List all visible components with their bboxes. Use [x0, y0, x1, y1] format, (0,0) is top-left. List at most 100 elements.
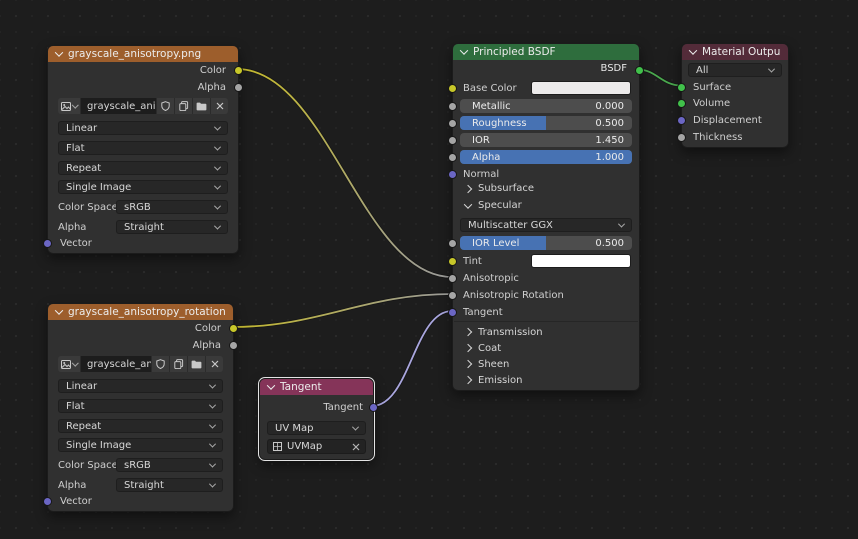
node-editor-canvas[interactable]: grayscale_anisotropy.png Color Alpha gra…: [0, 0, 858, 539]
socket-ior-input[interactable]: [448, 136, 457, 145]
chevron-down-icon: [214, 202, 221, 209]
image-name-field[interactable]: grayscale_anisot...: [81, 356, 152, 372]
alpha-mode-dropdown[interactable]: Straight: [116, 478, 223, 492]
socket-vector-input[interactable]: [43, 497, 52, 506]
interpolation-dropdown[interactable]: Linear: [58, 121, 228, 135]
output-label: Alpha: [198, 82, 226, 93]
socket-normal-input[interactable]: [448, 170, 457, 179]
roughness-slider[interactable]: Roughness 0.500: [460, 116, 632, 130]
new-image-button[interactable]: [170, 356, 188, 372]
socket-surface-input[interactable]: [677, 83, 686, 92]
chevron-right-icon: [464, 328, 472, 336]
image-browse-dropdown[interactable]: [58, 356, 81, 372]
dropdown-value: Straight: [124, 222, 164, 233]
node-principled-bsdf[interactable]: Principled BSDF BSDF Base Color Metallic…: [452, 43, 640, 391]
panel-divider: [454, 321, 638, 322]
socket-displacement-input[interactable]: [677, 116, 686, 125]
panel-label: Emission: [478, 375, 523, 386]
socket-tint-input[interactable]: [448, 257, 457, 266]
chevron-down-icon: [209, 440, 216, 447]
source-dropdown[interactable]: Single Image: [58, 438, 223, 452]
open-image-button[interactable]: [188, 356, 206, 372]
node-material-output[interactable]: Material Output All Surface Volume Displ…: [681, 43, 789, 148]
dropdown-value: Repeat: [66, 421, 101, 432]
output-label: Color: [195, 323, 221, 334]
node-title: Material Output: [702, 46, 780, 58]
transmission-panel[interactable]: Transmission: [453, 325, 639, 339]
source-dropdown[interactable]: Single Image: [58, 180, 228, 194]
unlink-image-button[interactable]: [211, 98, 228, 114]
distribution-dropdown[interactable]: Multiscatter GGX: [460, 218, 632, 232]
node-header[interactable]: Material Output: [682, 44, 788, 60]
link-tangent-to-tangent[interactable]: [372, 311, 452, 406]
alpha-slider[interactable]: Alpha 1.000: [460, 150, 632, 164]
color-space-dropdown[interactable]: sRGB: [116, 458, 223, 472]
projection-dropdown[interactable]: Flat: [58, 399, 223, 413]
link-color-to-anisotropic[interactable]: [237, 69, 452, 277]
link-bsdf-to-surface[interactable]: [638, 70, 681, 86]
socket-color-output[interactable]: [229, 324, 238, 333]
socket-alpha-output[interactable]: [229, 341, 238, 350]
unlink-image-button[interactable]: [206, 356, 223, 372]
fake-user-button[interactable]: [157, 98, 175, 114]
socket-tangent-input[interactable]: [448, 308, 457, 317]
socket-alpha-input[interactable]: [448, 153, 457, 162]
socket-thickness-input[interactable]: [677, 133, 686, 142]
socket-base-color-input[interactable]: [448, 84, 457, 93]
color-space-dropdown[interactable]: sRGB: [116, 200, 228, 214]
open-image-button[interactable]: [193, 98, 211, 114]
collapse-icon[interactable]: [689, 46, 697, 54]
chevron-down-icon: [209, 480, 216, 487]
ior-level-slider[interactable]: IOR Level 0.500: [460, 236, 632, 250]
socket-roughness-input[interactable]: [448, 119, 457, 128]
close-icon[interactable]: [352, 443, 360, 451]
new-image-button[interactable]: [175, 98, 193, 114]
socket-tangent-output[interactable]: [369, 403, 378, 412]
dropdown-value: Single Image: [66, 440, 131, 451]
node-header[interactable]: Tangent: [260, 379, 373, 395]
node-tangent[interactable]: Tangent Tangent UV Map UVMap: [259, 378, 374, 460]
chevron-down-icon: [214, 222, 221, 229]
collapse-icon[interactable]: [55, 48, 63, 56]
socket-vector-input[interactable]: [43, 239, 52, 248]
target-dropdown[interactable]: All: [688, 63, 782, 77]
socket-volume-input[interactable]: [677, 99, 686, 108]
collapse-icon[interactable]: [267, 381, 275, 389]
socket-alpha-output[interactable]: [234, 83, 243, 92]
ior-slider[interactable]: IOR 1.450: [460, 133, 632, 147]
anisotropic-rotation-input-row: Anisotropic Rotation: [453, 288, 639, 302]
socket-bsdf-output[interactable]: [635, 66, 644, 75]
image-browse-dropdown[interactable]: [58, 98, 81, 114]
socket-anisotropic-input[interactable]: [448, 274, 457, 283]
collapse-icon[interactable]: [460, 46, 468, 54]
link-color-to-anisotropic-rotation[interactable]: [232, 294, 452, 327]
socket-ior-level-input[interactable]: [448, 239, 457, 248]
extension-dropdown[interactable]: Repeat: [58, 419, 223, 433]
close-icon: [216, 102, 224, 110]
socket-metallic-input[interactable]: [448, 102, 457, 111]
subsurface-panel[interactable]: Subsurface: [453, 181, 639, 196]
alpha-mode-dropdown[interactable]: Straight: [116, 220, 228, 234]
metallic-slider[interactable]: Metallic 0.000: [460, 99, 632, 113]
socket-anisotropic-rotation-input[interactable]: [448, 291, 457, 300]
node-header[interactable]: grayscale_anisotropy.png: [48, 46, 238, 62]
node-header[interactable]: grayscale_anisotropy_rotation.png: [48, 304, 233, 320]
sheen-panel[interactable]: Sheen: [453, 357, 639, 371]
socket-color-output[interactable]: [234, 66, 243, 75]
interpolation-dropdown[interactable]: Linear: [58, 379, 223, 393]
base-color-swatch[interactable]: [531, 81, 631, 95]
direction-type-dropdown[interactable]: UV Map: [267, 421, 366, 435]
image-name-field[interactable]: grayscale_anisot...: [81, 98, 157, 114]
fake-user-button[interactable]: [152, 356, 170, 372]
emission-panel[interactable]: Emission: [453, 373, 639, 387]
node-image-texture-rotation[interactable]: grayscale_anisotropy_rotation.png Color …: [47, 303, 234, 512]
node-header[interactable]: Principled BSDF: [453, 44, 639, 60]
coat-panel[interactable]: Coat: [453, 341, 639, 355]
uv-map-field[interactable]: UVMap: [267, 439, 366, 454]
specular-panel[interactable]: Specular: [453, 198, 639, 213]
projection-dropdown[interactable]: Flat: [58, 141, 228, 155]
extension-dropdown[interactable]: Repeat: [58, 161, 228, 175]
node-image-texture-anisotropy[interactable]: grayscale_anisotropy.png Color Alpha gra…: [47, 45, 239, 254]
tint-swatch[interactable]: [531, 254, 631, 268]
collapse-icon[interactable]: [55, 306, 63, 314]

☆ ☆ ☆

# Task statement:
Turn the material above into a Markdown table with the columns "Row" and "Line", giving each non-blank line its own numbered row. Leave the pictures out.

# Correct response:
| Row | Line |
|---|---|
| 1 | List all visible components with their bboxes. Use [x0, y0, x1, y1] format, (0,0) is top-left. List at most 100 elements. |
| 2 | node-editor-canvas[interactable]: grayscale_anisotropy.png Color Alpha gra…: [0, 0, 858, 539] |
| 3 | socket-ior-input[interactable]: [448, 136, 457, 145] |
| 4 | chevron-down-icon: [214, 202, 221, 209] |
| 5 | image-name-field[interactable]: grayscale_anisot...: [81, 356, 152, 372] |
| 6 | alpha-mode-dropdown[interactable]: Straight: [116, 478, 223, 492] |
| 7 | socket-vector-input[interactable]: [43, 497, 52, 506] |
| 8 | interpolation-dropdown[interactable]: Linear: [58, 121, 228, 135] |
| 9 | output-label: Alpha: [198, 82, 226, 93] |
| 10 | socket-normal-input[interactable]: [448, 170, 457, 179] |
| 11 | roughness-slider[interactable]: Roughness 0.500: [460, 116, 632, 130] |
| 12 | new-image-button[interactable]: [170, 356, 188, 372] |
| 13 | socket-surface-input[interactable]: [677, 83, 686, 92] |
| 14 | chevron-right-icon: [464, 328, 472, 336] |
| 15 | image-browse-dropdown[interactable]: [58, 356, 81, 372] |
| 16 | dropdown-value: Straight: [124, 222, 164, 233] |
| 17 | node-principled-bsdf[interactable]: Principled BSDF BSDF Base Color Metallic…: [452, 43, 640, 391] |
| 18 | panel-divider: [454, 321, 638, 322] |
| 19 | socket-displacement-input[interactable]: [677, 116, 686, 125] |
| 20 | panel-label: Emission: [478, 375, 523, 386] |
| 21 | socket-tint-input[interactable]: [448, 257, 457, 266] |
| 22 | chevron-down-icon: [209, 440, 216, 447] |
| 23 | source-dropdown[interactable]: Single Image: [58, 438, 223, 452] |
| 24 | open-image-button[interactable]: [188, 356, 206, 372] |
| 25 | node-material-output[interactable]: Material Output All Surface Volume Displ…: [681, 43, 789, 148] |
| 26 | dropdown-value: Repeat: [66, 421, 101, 432] |
| 27 | output-label: Color: [195, 323, 221, 334] |
| 28 | node-title: Material Output: [702, 46, 780, 58] |
| 29 | transmission-panel[interactable]: Transmission: [453, 325, 639, 339] |
| 30 | source-dropdown[interactable]: Single Image: [58, 180, 228, 194] |
| 31 | unlink-image-button[interactable]: [211, 98, 228, 114] |
| 32 | distribution-dropdown[interactable]: Multiscatter GGX: [460, 218, 632, 232] |
| 33 | node-header[interactable]: Material Output: [682, 44, 788, 60] |
| 34 | link-tangent-to-tangent[interactable]: [372, 311, 452, 406] |
| 35 | alpha-slider[interactable]: Alpha 1.000: [460, 150, 632, 164] |
| 36 | color-space-dropdown[interactable]: sRGB: [116, 458, 223, 472] |
| 37 | projection-dropdown[interactable]: Flat: [58, 399, 223, 413] |
| 38 | link-color-to-anisotropic[interactable]: [237, 69, 452, 277] |
| 39 | link-bsdf-to-surface[interactable]: [638, 70, 681, 86] |
| 40 | socket-color-output[interactable]: [229, 324, 238, 333] |
| 41 | socket-alpha-output[interactable]: [229, 341, 238, 350] |
| 42 | unlink-image-button[interactable]: [206, 356, 223, 372] |
| 43 | fake-user-button[interactable]: [157, 98, 175, 114] |
| 44 | socket-tangent-input[interactable]: [448, 308, 457, 317] |
| 45 | socket-alpha-input[interactable]: [448, 153, 457, 162] |
| 46 | socket-thickness-input[interactable]: [677, 133, 686, 142] |
| 47 | socket-base-color-input[interactable]: [448, 84, 457, 93] |
| 48 | color-space-dropdown[interactable]: sRGB: [116, 200, 228, 214] |
| 49 | open-image-button[interactable]: [193, 98, 211, 114] |
| 50 | collapse-icon[interactable]: [689, 46, 697, 54] |
| 51 | chevron-down-icon: [209, 480, 216, 487] |
| 52 | ior-level-slider[interactable]: IOR Level 0.500: [460, 236, 632, 250] |
| 53 | socket-roughness-input[interactable]: [448, 119, 457, 128] |
| 54 | close-icon[interactable]: [352, 443, 360, 451] |
| 55 | new-image-button[interactable]: [175, 98, 193, 114] |
| 56 | socket-tangent-output[interactable]: [369, 403, 378, 412] |
| 57 | dropdown-value: Single Image: [66, 440, 131, 451] |
| 58 | node-header[interactable]: Tangent: [260, 379, 373, 395] |
| 59 | node-tangent[interactable]: Tangent Tangent UV Map UVMap: [259, 378, 374, 460] |
| 60 | chevron-down-icon: [214, 222, 221, 229] |
| 61 | collapse-icon[interactable]: [55, 48, 63, 56] |
| 62 | socket-vector-input[interactable]: [43, 239, 52, 248] |
| 63 | target-dropdown[interactable]: All: [688, 63, 782, 77] |
| 64 | socket-volume-input[interactable]: [677, 99, 686, 108] |
| 65 | collapse-icon[interactable]: [267, 381, 275, 389] |
| 66 | socket-alpha-output[interactable]: [234, 83, 243, 92] |
| 67 | ior-slider[interactable]: IOR 1.450: [460, 133, 632, 147] |
| 68 | anisotropic-rotation-input-row: Anisotropic Rotation: [453, 288, 639, 302] |
| 69 | socket-bsdf-output[interactable]: [635, 66, 644, 75] |
| 70 | image-browse-dropdown[interactable]: [58, 98, 81, 114] |
| 71 | socket-anisotropic-input[interactable]: [448, 274, 457, 283] |
| 72 | collapse-icon[interactable]: [460, 46, 468, 54] |
| 73 | link-color-to-anisotropic-rotation[interactable]: [232, 294, 452, 327] |
| 74 | socket-ior-level-input[interactable]: [448, 239, 457, 248] |
| 75 | extension-dropdown[interactable]: Repeat: [58, 419, 223, 433] |
| 76 | close-icon: [216, 102, 224, 110] |
| 77 | socket-metallic-input[interactable]: [448, 102, 457, 111] |
| 78 | subsurface-panel[interactable]: Subsurface: [453, 181, 639, 196] |
| 79 | alpha-mode-dropdown[interactable]: Straight: [116, 220, 228, 234] |
| 80 | metallic-slider[interactable]: Metallic 0.000: [460, 99, 632, 113] |
| 81 | socket-anisotropic-rotation-input[interactable]: [448, 291, 457, 300] |
| 82 | node-header[interactable]: grayscale_anisotropy.png: [48, 46, 238, 62] |
| 83 | node-header[interactable]: grayscale_anisotropy_rotation.png: [48, 304, 233, 320] |
| 84 | sheen-panel[interactable]: Sheen: [453, 357, 639, 371] |
| 85 | socket-color-output[interactable]: [234, 66, 243, 75] |
| 86 | interpolation-dropdown[interactable]: Linear: [58, 379, 223, 393] |
| 87 | base-color-swatch[interactable]: [531, 81, 631, 95] |
| 88 | direction-type-dropdown[interactable]: UV Map: [267, 421, 366, 435] |
| 89 | image-name-field[interactable]: grayscale_anisot...: [81, 98, 157, 114] |
| 90 | fake-user-button[interactable]: [152, 356, 170, 372] |
| 91 | emission-panel[interactable]: Emission: [453, 373, 639, 387] |
| 92 | node-image-texture-rotation[interactable]: grayscale_anisotropy_rotation.png Color …: [47, 303, 234, 512] |
| 93 | node-header[interactable]: Principled BSDF: [453, 44, 639, 60] |
| 94 | coat-panel[interactable]: Coat: [453, 341, 639, 355] |
| 95 | uv-map-field[interactable]: UVMap: [267, 439, 366, 454] |
| 96 | specular-panel[interactable]: Specular: [453, 198, 639, 213] |
| 97 | projection-dropdown[interactable]: Flat: [58, 141, 228, 155] |
| 98 | extension-dropdown[interactable]: Repeat: [58, 161, 228, 175] |
| 99 | node-image-texture-anisotropy[interactable]: grayscale_anisotropy.png Color Alpha gra…: [47, 45, 239, 254] |
| 100 | tint-swatch[interactable]: [531, 254, 631, 268] |
| 101 | collapse-icon[interactable]: [55, 306, 63, 314] |